## Stated problem
Print every line of the data below unchanged, but leave the pictures out.

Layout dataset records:

• • •

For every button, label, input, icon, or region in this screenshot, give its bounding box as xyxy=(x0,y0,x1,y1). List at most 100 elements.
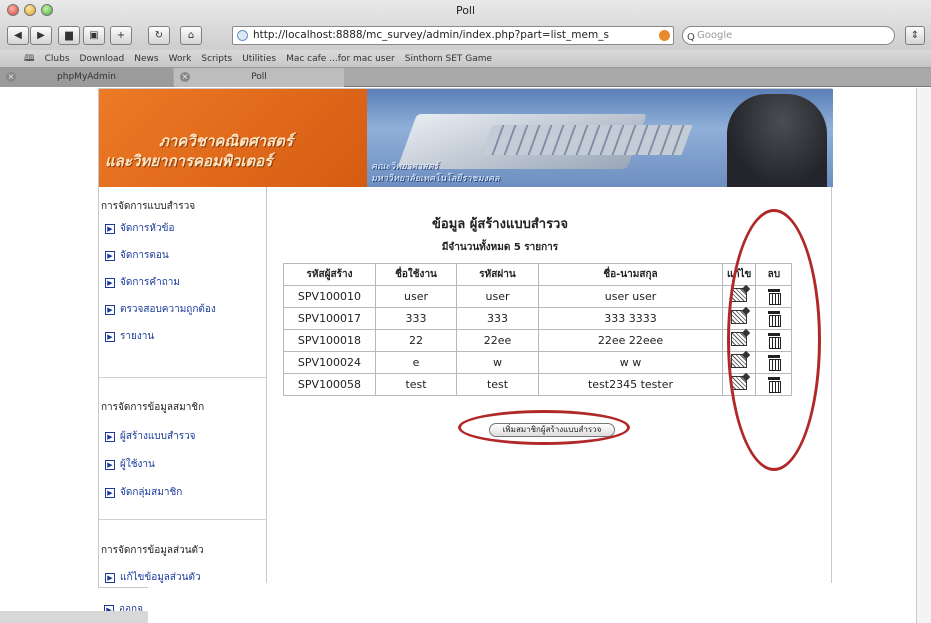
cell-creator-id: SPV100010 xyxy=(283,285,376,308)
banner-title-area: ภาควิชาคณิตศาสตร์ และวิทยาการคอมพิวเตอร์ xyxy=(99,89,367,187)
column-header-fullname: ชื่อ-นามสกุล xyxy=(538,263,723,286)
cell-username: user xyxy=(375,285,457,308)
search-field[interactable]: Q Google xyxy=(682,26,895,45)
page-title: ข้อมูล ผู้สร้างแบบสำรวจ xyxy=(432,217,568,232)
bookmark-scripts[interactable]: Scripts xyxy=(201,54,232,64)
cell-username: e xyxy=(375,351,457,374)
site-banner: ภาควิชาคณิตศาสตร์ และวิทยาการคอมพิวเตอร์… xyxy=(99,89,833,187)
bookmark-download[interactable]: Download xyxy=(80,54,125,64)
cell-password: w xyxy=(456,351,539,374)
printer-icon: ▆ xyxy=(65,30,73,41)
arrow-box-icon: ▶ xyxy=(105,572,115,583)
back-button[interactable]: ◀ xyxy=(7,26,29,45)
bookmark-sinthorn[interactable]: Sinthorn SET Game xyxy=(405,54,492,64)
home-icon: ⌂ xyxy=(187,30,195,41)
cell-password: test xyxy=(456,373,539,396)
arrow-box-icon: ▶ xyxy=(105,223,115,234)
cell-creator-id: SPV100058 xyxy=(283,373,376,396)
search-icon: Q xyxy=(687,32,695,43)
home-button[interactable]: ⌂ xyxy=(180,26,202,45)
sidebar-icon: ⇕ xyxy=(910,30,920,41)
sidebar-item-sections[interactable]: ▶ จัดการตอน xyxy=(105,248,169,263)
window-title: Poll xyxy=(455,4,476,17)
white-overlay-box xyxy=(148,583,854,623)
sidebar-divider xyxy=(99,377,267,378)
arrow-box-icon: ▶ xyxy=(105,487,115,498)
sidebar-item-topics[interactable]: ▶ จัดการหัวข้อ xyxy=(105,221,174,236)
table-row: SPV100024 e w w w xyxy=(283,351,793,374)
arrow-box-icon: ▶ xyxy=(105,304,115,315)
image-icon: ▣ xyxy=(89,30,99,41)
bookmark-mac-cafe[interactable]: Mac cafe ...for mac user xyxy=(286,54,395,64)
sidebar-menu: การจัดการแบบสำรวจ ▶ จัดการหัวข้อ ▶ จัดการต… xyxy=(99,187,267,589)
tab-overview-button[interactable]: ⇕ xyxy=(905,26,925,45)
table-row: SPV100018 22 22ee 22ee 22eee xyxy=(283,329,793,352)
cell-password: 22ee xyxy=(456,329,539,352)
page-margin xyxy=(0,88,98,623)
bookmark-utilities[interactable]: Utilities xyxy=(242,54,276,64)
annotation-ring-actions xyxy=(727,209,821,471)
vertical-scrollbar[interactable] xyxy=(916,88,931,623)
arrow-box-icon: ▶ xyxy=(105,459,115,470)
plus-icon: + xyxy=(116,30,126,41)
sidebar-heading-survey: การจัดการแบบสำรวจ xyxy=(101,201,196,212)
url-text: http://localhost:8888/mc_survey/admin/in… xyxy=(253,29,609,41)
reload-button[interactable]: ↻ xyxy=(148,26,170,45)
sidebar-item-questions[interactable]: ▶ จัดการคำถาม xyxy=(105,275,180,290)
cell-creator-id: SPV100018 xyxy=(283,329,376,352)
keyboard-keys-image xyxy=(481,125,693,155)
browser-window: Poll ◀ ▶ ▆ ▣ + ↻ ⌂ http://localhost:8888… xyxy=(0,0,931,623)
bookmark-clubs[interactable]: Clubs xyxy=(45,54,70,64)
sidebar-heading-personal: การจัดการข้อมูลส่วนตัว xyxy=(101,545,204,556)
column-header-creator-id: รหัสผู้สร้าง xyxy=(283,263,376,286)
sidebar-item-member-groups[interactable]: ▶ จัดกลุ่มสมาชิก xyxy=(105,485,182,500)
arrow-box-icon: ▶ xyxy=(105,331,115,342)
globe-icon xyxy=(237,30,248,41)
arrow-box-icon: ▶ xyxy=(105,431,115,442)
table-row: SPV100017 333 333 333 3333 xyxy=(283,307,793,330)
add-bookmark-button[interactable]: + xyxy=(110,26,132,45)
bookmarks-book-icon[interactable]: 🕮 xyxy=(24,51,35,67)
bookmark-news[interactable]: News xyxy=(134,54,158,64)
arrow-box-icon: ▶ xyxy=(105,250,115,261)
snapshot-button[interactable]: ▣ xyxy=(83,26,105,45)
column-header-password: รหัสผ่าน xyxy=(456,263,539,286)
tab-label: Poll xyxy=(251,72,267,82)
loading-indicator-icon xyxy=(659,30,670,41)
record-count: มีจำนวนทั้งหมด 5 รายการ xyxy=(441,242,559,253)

• • •

## Worked answer
For every button, label, input, icon, or region in this screenshot, give its bounding box as xyxy=(x0,y0,x1,y1). List at most 100 elements.
cell-creator-id: SPV100010 xyxy=(283,285,376,308)
banner-title-area: ภาควิชาคณิตศาสตร์ และวิทยาการคอมพิวเตอร์ xyxy=(99,89,367,187)
column-header-fullname: ชื่อ-นามสกุล xyxy=(538,263,723,286)
cell-username: user xyxy=(375,285,457,308)
search-field[interactable]: Q Google xyxy=(682,26,895,45)
page-title: ข้อมูล ผู้สร้างแบบสำรวจ xyxy=(432,217,568,232)
bookmark-scripts[interactable]: Scripts xyxy=(201,54,232,64)
cell-username: e xyxy=(375,351,457,374)
site-banner: ภาควิชาคณิตศาสตร์ และวิทยาการคอมพิวเตอร์… xyxy=(99,89,833,187)
bookmark-download[interactable]: Download xyxy=(80,54,125,64)
cell-password: w xyxy=(456,351,539,374)
printer-icon: ▆ xyxy=(65,30,73,41)
arrow-box-icon: ▶ xyxy=(105,572,115,583)
back-button[interactable]: ◀ xyxy=(7,26,29,45)
bookmark-sinthorn[interactable]: Sinthorn SET Game xyxy=(405,54,492,64)
home-icon: ⌂ xyxy=(187,30,195,41)
cell-password: test xyxy=(456,373,539,396)
arrow-box-icon: ▶ xyxy=(105,223,115,234)
cell-creator-id: SPV100058 xyxy=(283,373,376,396)
search-icon: Q xyxy=(687,32,695,43)
home-button[interactable]: ⌂ xyxy=(180,26,202,45)
sidebar-icon: ⇕ xyxy=(910,30,920,41)
sidebar-item-sections[interactable]: ▶ จัดการตอน xyxy=(105,248,169,263)
window-title: Poll xyxy=(455,4,476,17)
white-overlay-box xyxy=(148,583,854,623)
sidebar-divider xyxy=(99,377,267,378)
arrow-box-icon: ▶ xyxy=(105,487,115,498)
sidebar-item-topics[interactable]: ▶ จัดการหัวข้อ xyxy=(105,221,174,236)
table-row: SPV100024 e w w w xyxy=(283,351,793,374)
arrow-box-icon: ▶ xyxy=(105,304,115,315)
image-icon: ▣ xyxy=(89,30,99,41)
bookmark-mac-cafe[interactable]: Mac cafe ...for mac user xyxy=(286,54,395,64)
sidebar-menu: การจัดการแบบสำรวจ ▶ จัดการหัวข้อ ▶ จัดการต… xyxy=(99,187,267,589)
tab-overview-button[interactable]: ⇕ xyxy=(905,26,925,45)
table-row: SPV100018 22 22ee 22ee 22eee xyxy=(283,329,793,352)
cell-password: 22ee xyxy=(456,329,539,352)
page-margin xyxy=(0,88,98,623)
bookmark-utilities[interactable]: Utilities xyxy=(242,54,276,64)
annotation-ring-actions xyxy=(727,209,821,471)
vertical-scrollbar[interactable] xyxy=(916,88,931,623)
arrow-box-icon: ▶ xyxy=(105,459,115,470)
plus-icon: + xyxy=(116,30,126,41)
sidebar-heading-survey: การจัดการแบบสำรวจ xyxy=(101,201,196,212)
url-text: http://localhost:8888/mc_survey/admin/in… xyxy=(253,29,609,41)
reload-button[interactable]: ↻ xyxy=(148,26,170,45)
sidebar-item-questions[interactable]: ▶ จัดการคำถาม xyxy=(105,275,180,290)
cell-creator-id: SPV100018 xyxy=(283,329,376,352)
keyboard-keys-image xyxy=(481,125,693,155)
browser-window: Poll ◀ ▶ ▆ ▣ + ↻ ⌂ http://localhost:8888… xyxy=(0,0,931,623)
bookmark-clubs[interactable]: Clubs xyxy=(45,54,70,64)
sidebar-heading-personal: การจัดการข้อมูลส่วนตัว xyxy=(101,545,204,556)
column-header-creator-id: รหัสผู้สร้าง xyxy=(283,263,376,286)
sidebar-item-member-groups[interactable]: ▶ จัดกลุ่มสมาชิก xyxy=(105,485,182,500)
arrow-box-icon: ▶ xyxy=(105,331,115,342)
globe-icon xyxy=(237,30,248,41)
arrow-box-icon: ▶ xyxy=(105,431,115,442)
table-row: SPV100017 333 333 333 3333 xyxy=(283,307,793,330)
add-bookmark-button[interactable]: + xyxy=(110,26,132,45)
bookmarks-book-icon[interactable]: 🕮 xyxy=(24,51,35,67)
bookmark-news[interactable]: News xyxy=(134,54,158,64)
arrow-box-icon: ▶ xyxy=(105,250,115,261)
snapshot-button[interactable]: ▣ xyxy=(83,26,105,45)
column-header-password: รหัสผ่าน xyxy=(456,263,539,286)
tab-label: Poll xyxy=(251,72,267,82)
loading-indicator-icon xyxy=(659,30,670,41)
record-count: มีจำนวนทั้งหมด 5 รายการ xyxy=(441,242,559,253)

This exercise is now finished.